TEXT SEGMENT:
........

The economic model of the Indian ruling classes relies heavily on the foreign factor while systematically undermining the potential for self-reliant development and domestic economic growth. It is this foreign factor which has now exposed India to such uncertainty and recession. The flight of foreign capital has triggered a stampede in the share market, and Sensex has nosedived from the peak of 20,000 to the 10,000 mark. Even as the once dominant dollar has been badly bruised in the meltdown, the rupee has depreciated sharply vis-à-vis dollar. Textbook economics tells us that such a devaluation of the domestic currency can promote exports but Indian exports are declining in the face of global recession! And export-oriented employment whether in low-paid sectors like textile and gems and jewellery or the ‘lucrative’ BPO backrooms of foreign corporations has already become a direct casualty.

Yet the crisis-management measures of Team Manmohan revolve around boosting external confidence – FDI cap in insurance sector has been raised to 49% and commerce minister Kamal Nath keeps talking of more sops for foreign capital. This is the surest way of courting disaster and not saving the country from the crisis. The ‘Titanic’ of neo-liberalism and US hegemony is sinking, India must leave this sinking ship and seek safety on the shores of economic self-reliance and foreign policy independence. That of course calls for ousting the Indian compradors from the helm of economic and political power in India.

........

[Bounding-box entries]
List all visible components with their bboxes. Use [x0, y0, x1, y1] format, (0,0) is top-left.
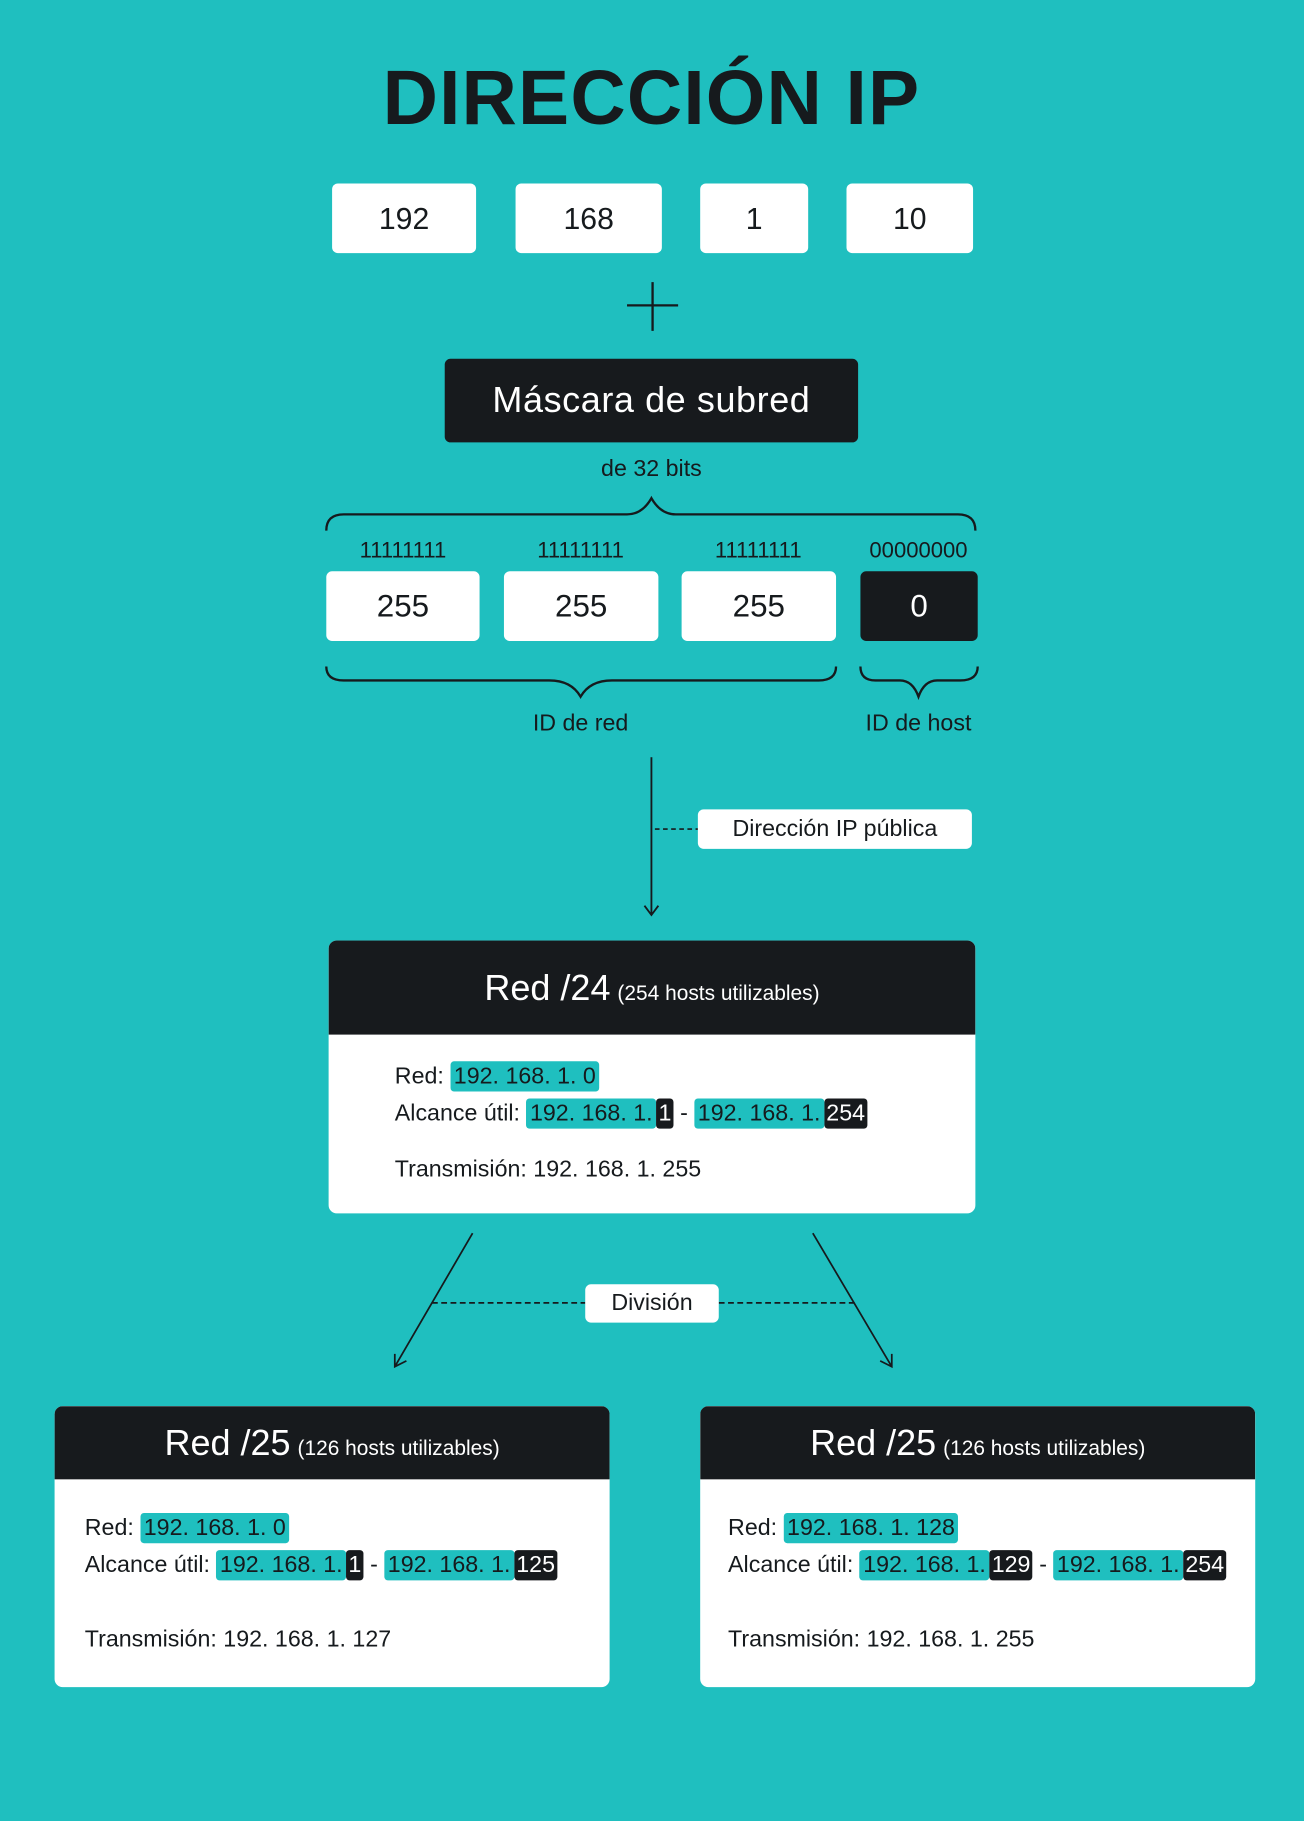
mask octets: 11111111 [715, 539, 802, 563]
header: Red /24 (254 hosts utilizables) [484, 967, 820, 1007]
mask box 0 [860, 571, 978, 641]
mask box 0: 0 [910, 588, 928, 623]
details [728, 1513, 958, 1544]
panel: /25 left: Transmisión: 192. 168. 1. 127 [85, 1627, 391, 1652]
panel: /24 [329, 941, 975, 1213]
panel: /25 right: Alcance útil: - [728, 1552, 1047, 1578]
panel: /24: 192. 168. 1. [698, 1101, 820, 1126]
binary labels: 11111111 [360, 539, 446, 563]
details: 192. 168. 1. 128 [787, 1515, 955, 1541]
panel: /24: Alcance útil: - [395, 1101, 688, 1126]
header: Red /25 (126 hosts utilizables) [810, 1422, 1145, 1462]
panel: /25 left: 125 [516, 1552, 555, 1578]
subnet mask label: Máscara de subred [492, 380, 810, 420]
callout: División [585, 1284, 719, 1323]
brace top [325, 496, 976, 531]
panel: /24: 192. 168. 1. [530, 1101, 653, 1126]
label ID de host: ID de host [866, 711, 971, 736]
details: Red: [728, 1515, 777, 1541]
octet 192: 192 [379, 200, 429, 235]
panel: /25 right: 192. 168. 1. [1057, 1552, 1180, 1578]
title: DIRECCIÓN IP [383, 55, 920, 141]
arrows: division [394, 1232, 893, 1368]
panel: /25 left: 192. 168. 1. [388, 1552, 510, 1578]
panel: /25 right: 192. 168. 1. [863, 1552, 986, 1578]
mask octets: 11111111 [537, 539, 624, 563]
octet 1: 1 [746, 200, 763, 235]
octet 10 [846, 183, 973, 253]
mask box 255 [682, 571, 836, 641]
mask box 255 [326, 571, 480, 641]
subnet mask label [445, 359, 858, 442]
details: Red: [395, 1064, 444, 1089]
octet 168: 168 [564, 200, 614, 235]
octet 192 [332, 183, 476, 253]
octet 10: 10 [893, 200, 927, 235]
arrow down [644, 757, 698, 916]
panel: /24: 254 [826, 1101, 865, 1126]
mask box 255: 255 [377, 588, 429, 623]
header [329, 941, 975, 1035]
details: 192. 168. 1. 0 [454, 1064, 596, 1089]
details [85, 1513, 290, 1544]
mask box 255 [504, 571, 658, 641]
details [395, 1061, 600, 1092]
mask box 255: 255 [733, 588, 785, 623]
header [55, 1406, 610, 1479]
ip octets [332, 184, 974, 254]
panel: /25 left: 192. 168. 1. [220, 1552, 343, 1578]
panel: /25 right: 254 [1185, 1552, 1224, 1578]
octet 1 [700, 183, 808, 253]
de 32 bits: de 32 bits [601, 456, 702, 482]
details: 192. 168. 1. 0 [144, 1515, 286, 1541]
mask octets [326, 539, 978, 641]
panel: /25 right [700, 1406, 1255, 1687]
octet 168 [516, 183, 662, 253]
panel: /25 left: Alcance útil: - [85, 1552, 378, 1578]
details: Red: [85, 1515, 134, 1541]
mask octets: 00000000 [869, 539, 968, 563]
callout: public IP: Dirección IP pública [732, 816, 937, 841]
mask box 255: 255 [555, 588, 607, 623]
panel: /24: Transmisión: 192. 168. 1. 255 [395, 1157, 701, 1182]
panel: /25 left [55, 1406, 610, 1687]
icon: plus [627, 282, 678, 331]
panel: /25 left: 1 [348, 1552, 361, 1578]
brace bottom [325, 666, 979, 700]
header [700, 1406, 1255, 1479]
panel: /24: 1 [658, 1101, 671, 1126]
panel: /25 right: Transmisión: 192. 168. 1. 255 [728, 1627, 1034, 1652]
panel: /25 right: 129 [992, 1552, 1030, 1578]
callout: División: División [611, 1290, 693, 1316]
label ID de red: ID de red [533, 711, 628, 736]
header: Red /25 (126 hosts utilizables) [164, 1422, 500, 1462]
callout: public IP [698, 809, 972, 849]
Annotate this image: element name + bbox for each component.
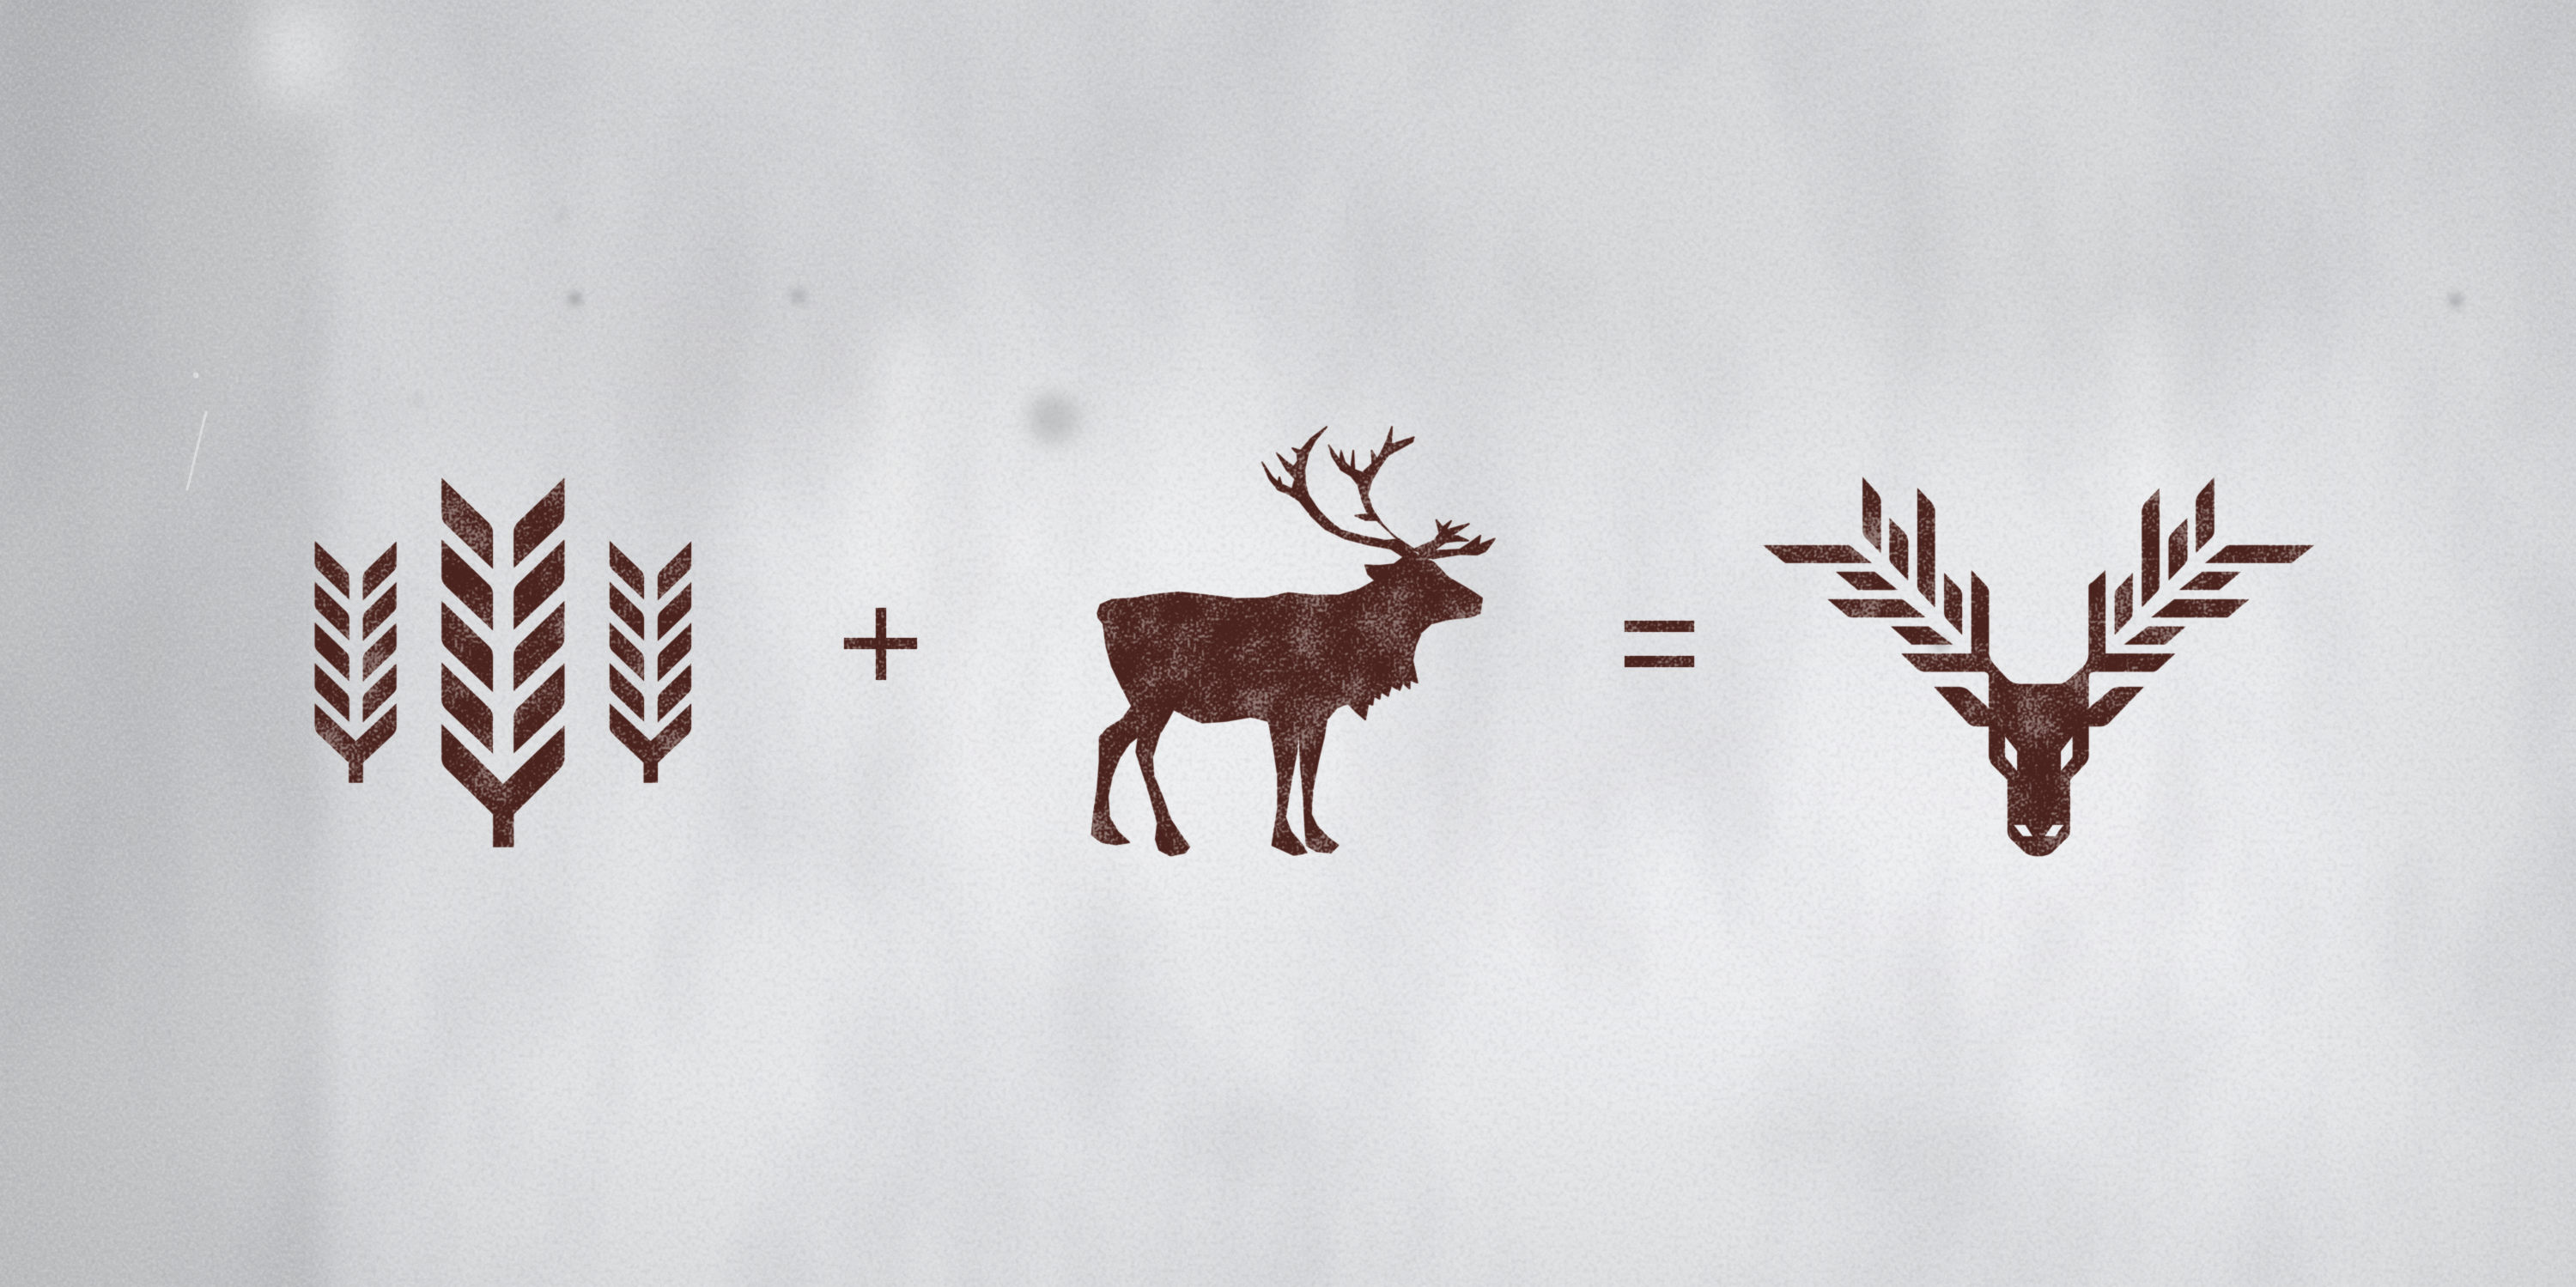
icon: right small wheat stalk xyxy=(610,541,691,783)
deer body xyxy=(1092,551,1482,856)
deer rear antler xyxy=(1262,427,1411,557)
icon: stag head logo made of wheat-like antlers xyxy=(1763,477,2314,856)
logo: left antler leaves xyxy=(1763,477,1962,645)
deer brow tines xyxy=(1415,520,1495,558)
icon: plus sign xyxy=(844,608,917,680)
icon: left small wheat stalk xyxy=(315,541,397,783)
logo: stag head with eyes and nostrils xyxy=(1901,570,2175,856)
equation artwork xyxy=(315,427,2314,856)
deer front antler xyxy=(1328,427,1417,551)
logo: right antler leaves xyxy=(2115,477,2314,645)
icon: centre large wheat stalk xyxy=(441,478,564,847)
icon: three wheat stalks xyxy=(315,478,691,847)
icon: equals sign xyxy=(1625,621,1694,667)
icon: reindeer silhouette xyxy=(1092,427,1495,856)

........

Reproduce the stretch of the commentary on India's economic crisis from "Yet the crisis-management" through "power in India.". The rows bear no relation to the commentary on India's economic crisis.

OUTPUT FOR THIS TASK:
Yet the crisis-management measures of Team Manmohan revolve around boosting external confidence – FDI cap in insurance sector has been raised to 49% and commerce minister Kamal Nath keeps talking of more sops for foreign capital. This is the surest way of courting disaster and not saving the country from the crisis. The ‘Titanic’ of neo-liberalism and US hegemony is sinking, India must leave this sinking ship and seek safety on the shores of economic self-reliance and foreign policy independence. That of course calls for ousting the Indian compradors from the helm of economic and political power in India.